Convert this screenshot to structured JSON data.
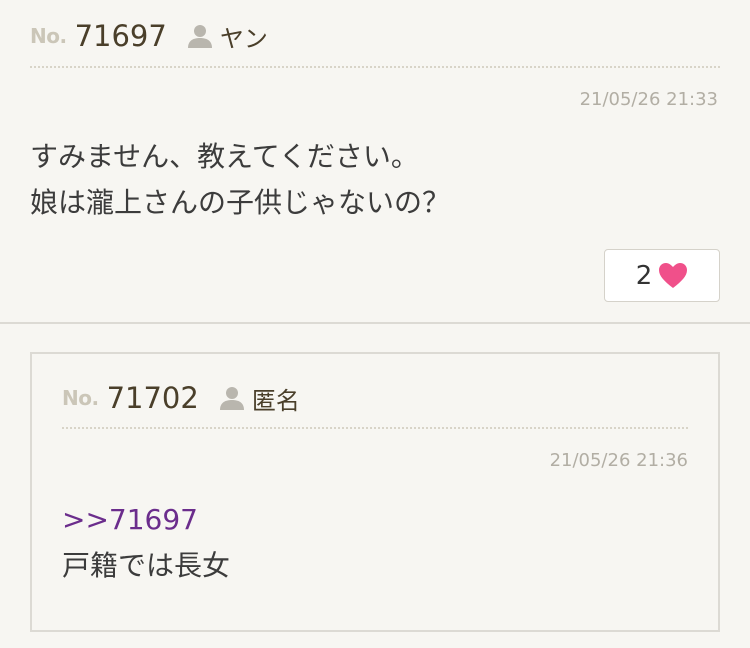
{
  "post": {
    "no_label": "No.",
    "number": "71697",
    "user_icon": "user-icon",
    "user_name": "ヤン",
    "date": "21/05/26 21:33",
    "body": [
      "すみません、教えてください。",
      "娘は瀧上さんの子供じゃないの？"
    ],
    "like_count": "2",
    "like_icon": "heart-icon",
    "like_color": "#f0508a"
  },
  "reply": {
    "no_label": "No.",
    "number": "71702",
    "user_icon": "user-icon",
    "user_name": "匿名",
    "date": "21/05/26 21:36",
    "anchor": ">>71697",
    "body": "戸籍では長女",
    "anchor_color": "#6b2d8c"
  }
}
------------------------------------------------------------------------
▸ **EXERCISE DIRECTIONS**
None of the pictures should appear; repeat the records exactly otherwise.

▸ **RESULT OF THIS TASK**
Convert this screenshot to structured JSON data.
{
  "post": {
    "no_label": "No.",
    "number": "71697",
    "user_icon": "user-icon",
    "user_name": "ヤン",
    "date": "21/05/26 21:33",
    "body": [
      "すみません、教えてください。",
      "娘は瀧上さんの子供じゃないの？"
    ],
    "like_count": "2",
    "like_icon": "heart-icon",
    "like_color": "#f0508a"
  },
  "reply": {
    "no_label": "No.",
    "number": "71702",
    "user_icon": "user-icon",
    "user_name": "匿名",
    "date": "21/05/26 21:36",
    "anchor": ">>71697",
    "body": "戸籍では長女",
    "anchor_color": "#6b2d8c"
  }
}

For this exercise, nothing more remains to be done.